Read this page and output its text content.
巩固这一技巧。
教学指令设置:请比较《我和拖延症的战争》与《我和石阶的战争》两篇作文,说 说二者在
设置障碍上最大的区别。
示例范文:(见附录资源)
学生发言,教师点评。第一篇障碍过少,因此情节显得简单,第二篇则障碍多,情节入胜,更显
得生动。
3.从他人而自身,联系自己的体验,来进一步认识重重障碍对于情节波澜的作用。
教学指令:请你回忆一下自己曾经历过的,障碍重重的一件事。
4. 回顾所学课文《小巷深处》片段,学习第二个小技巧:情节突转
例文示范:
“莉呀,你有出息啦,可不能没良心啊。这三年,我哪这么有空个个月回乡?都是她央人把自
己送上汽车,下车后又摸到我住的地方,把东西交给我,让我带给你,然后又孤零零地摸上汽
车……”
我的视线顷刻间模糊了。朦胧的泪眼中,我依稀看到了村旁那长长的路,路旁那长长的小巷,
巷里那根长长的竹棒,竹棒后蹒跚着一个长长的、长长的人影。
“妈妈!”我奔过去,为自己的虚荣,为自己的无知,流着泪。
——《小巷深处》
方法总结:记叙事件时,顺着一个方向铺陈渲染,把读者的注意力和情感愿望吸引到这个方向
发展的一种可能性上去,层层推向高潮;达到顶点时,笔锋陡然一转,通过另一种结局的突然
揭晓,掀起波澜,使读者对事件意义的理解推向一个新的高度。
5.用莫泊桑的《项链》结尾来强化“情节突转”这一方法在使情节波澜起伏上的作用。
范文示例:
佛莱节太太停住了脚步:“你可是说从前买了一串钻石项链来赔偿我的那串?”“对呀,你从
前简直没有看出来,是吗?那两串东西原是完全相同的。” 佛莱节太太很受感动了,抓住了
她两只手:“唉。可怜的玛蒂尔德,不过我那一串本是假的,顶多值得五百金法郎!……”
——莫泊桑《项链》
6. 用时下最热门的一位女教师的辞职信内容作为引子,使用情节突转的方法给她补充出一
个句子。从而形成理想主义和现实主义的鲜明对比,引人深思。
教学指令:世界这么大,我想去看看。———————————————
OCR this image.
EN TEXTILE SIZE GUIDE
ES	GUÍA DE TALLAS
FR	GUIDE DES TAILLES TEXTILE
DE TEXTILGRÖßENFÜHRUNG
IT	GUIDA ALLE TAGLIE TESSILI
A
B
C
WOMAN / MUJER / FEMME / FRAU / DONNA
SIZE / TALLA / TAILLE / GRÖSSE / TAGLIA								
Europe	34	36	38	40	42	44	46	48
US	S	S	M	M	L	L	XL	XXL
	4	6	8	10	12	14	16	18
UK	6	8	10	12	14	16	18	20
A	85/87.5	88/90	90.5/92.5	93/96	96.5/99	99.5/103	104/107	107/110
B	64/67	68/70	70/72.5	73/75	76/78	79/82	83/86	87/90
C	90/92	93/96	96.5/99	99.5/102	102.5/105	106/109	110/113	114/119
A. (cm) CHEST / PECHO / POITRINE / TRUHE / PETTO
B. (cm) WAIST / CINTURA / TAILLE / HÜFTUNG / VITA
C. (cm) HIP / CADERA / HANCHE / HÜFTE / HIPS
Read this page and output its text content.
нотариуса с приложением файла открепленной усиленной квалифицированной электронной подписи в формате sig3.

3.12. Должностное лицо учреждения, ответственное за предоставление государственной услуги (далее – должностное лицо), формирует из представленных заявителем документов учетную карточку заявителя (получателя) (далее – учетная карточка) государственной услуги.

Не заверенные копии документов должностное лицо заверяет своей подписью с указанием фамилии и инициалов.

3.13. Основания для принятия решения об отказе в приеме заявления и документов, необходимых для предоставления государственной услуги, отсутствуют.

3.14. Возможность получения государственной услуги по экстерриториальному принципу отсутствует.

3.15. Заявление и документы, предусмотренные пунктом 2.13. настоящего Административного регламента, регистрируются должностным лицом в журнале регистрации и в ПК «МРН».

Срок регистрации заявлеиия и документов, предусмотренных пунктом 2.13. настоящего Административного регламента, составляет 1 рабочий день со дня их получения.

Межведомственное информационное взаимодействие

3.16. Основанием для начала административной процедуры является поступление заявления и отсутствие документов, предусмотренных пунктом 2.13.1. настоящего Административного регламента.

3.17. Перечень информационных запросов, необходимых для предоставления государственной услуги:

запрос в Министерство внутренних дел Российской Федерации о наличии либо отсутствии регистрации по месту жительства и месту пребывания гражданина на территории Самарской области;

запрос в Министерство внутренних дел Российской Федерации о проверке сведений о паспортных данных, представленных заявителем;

::::

• Stated goal:
Copy every line verbatim.

• Full output:
Read this page and output its text content.
巩固这一技巧。
教学指令设置:请比较《我和拖延症的战争》与《我和石阶的战争》两篇作文,说 说二者在
设置障碍上最大的区别。
示例范文:(见附录资源)
学生发言,教师点评。第一篇障碍过少,因此情节显得简单,第二篇则障碍多,情节入胜,更显
得生动。
3.从他人而自身,联系自己的体验,来进一步认识重重障碍对于情节波澜的作用。
教学指令:请你回忆一下自己曾经历过的,障碍重重的一件事。
4. 回顾所学课文《小巷深处》片段,学习第二个小技巧:情节突转
例文示范:
“莉呀,你有出息啦,可不能没良心啊。这三年,我哪这么有空个个月回乡?都是她央人把自
己送上汽车,下车后又摸到我住的地方,把东西交给我,让我带给你,然后又孤零零地摸上汽
车……”
我的视线顷刻间模糊了。朦胧的泪眼中,我依稀看到了村旁那长长的路,路旁那长长的小巷,
巷里那根长长的竹棒,竹棒后蹒跚着一个长长的、长长的人影。
“妈妈!”我奔过去,为自己的虚荣,为自己的无知,流着泪。
——《小巷深处》
方法总结:记叙事件时,顺着一个方向铺陈渲染,把读者的注意力和情感愿望吸引到这个方向
发展的一种可能性上去,层层推向高潮;达到顶点时,笔锋陡然一转,通过另一种结局的突然
揭晓,掀起波澜,使读者对事件意义的理解推向一个新的高度。
5.用莫泊桑的《项链》结尾来强化“情节突转”这一方法在使情节波澜起伏上的作用。
范文示例:
佛莱节太太停住了脚步:“你可是说从前买了一串钻石项链来赔偿我的那串?”“对呀,你从
前简直没有看出来,是吗?那两串东西原是完全相同的。” 佛莱节太太很受感动了,抓住了
她两只手:“唉。可怜的玛蒂尔德,不过我那一串本是假的,顶多值得五百金法郎!……”
——莫泊桑《项链》
6. 用时下最热门的一位女教师的辞职信内容作为引子,使用情节突转的方法给她补充出一
个句子。从而形成理想主义和现实主义的鲜明对比,引人深思。
教学指令:世界这么大,我想去看看。———————————————
OCR this image.
EN TEXTILE SIZE GUIDE
ES	GUÍA DE TALLAS
FR	GUIDE DES TAILLES TEXTILE
DE TEXTILGRÖßENFÜHRUNG
IT	GUIDA ALLE TAGLIE TESSILI
A
B
C
WOMAN / MUJER / FEMME / FRAU / DONNA
SIZE / TALLA / TAILLE / GRÖSSE / TAGLIA								
Europe	34	36	38	40	42	44	46	48
US	S	S	M	M	L	L	XL	XXL
	4	6	8	10	12	14	16	18
UK	6	8	10	12	14	16	18	20
A	85/87.5	88/90	90.5/92.5	93/96	96.5/99	99.5/103	104/107	107/110
B	64/67	68/70	70/72.5	73/75	76/78	79/82	83/86	87/90
C	90/92	93/96	96.5/99	99.5/102	102.5/105	106/109	110/113	114/119
A. (cm) CHEST / PECHO / POITRINE / TRUHE / PETTO
B. (cm) WAIST / CINTURA / TAILLE / HÜFTUNG / VITA
C. (cm) HIP / CADERA / HANCHE / HÜFTE / HIPS
Read this page and output its text content.
нотариуса с приложением файла открепленной усиленной квалифицированной электронной подписи в формате sig3.

3.12. Должностное лицо учреждения, ответственное за предоставление государственной услуги (далее – должностное лицо), формирует из представленных заявителем документов учетную карточку заявителя (получателя) (далее – учетная карточка) государственной услуги.

Не заверенные копии документов должностное лицо заверяет своей подписью с указанием фамилии и инициалов.

3.13. Основания для принятия решения об отказе в приеме заявления и документов, необходимых для предоставления государственной услуги, отсутствуют.

3.14. Возможность получения государственной услуги по экстерриториальному принципу отсутствует.

3.15. Заявление и документы, предусмотренные пунктом 2.13. настоящего Административного регламента, регистрируются должностным лицом в журнале регистрации и в ПК «МРН».

Срок регистрации заявлеиия и документов, предусмотренных пунктом 2.13. настоящего Административного регламента, составляет 1 рабочий день со дня их получения.

Межведомственное информационное взаимодействие

3.16. Основанием для начала административной процедуры является поступление заявления и отсутствие документов, предусмотренных пунктом 2.13.1. настоящего Административного регламента.

3.17. Перечень информационных запросов, необходимых для предоставления государственной услуги:

запрос в Министерство внутренних дел Российской Федерации о наличии либо отсутствии регистрации по месту жительства и месту пребывания гражданина на территории Самарской области;

запрос в Министерство внутренних дел Российской Федерации о проверке сведений о паспортных данных, представленных заявителем;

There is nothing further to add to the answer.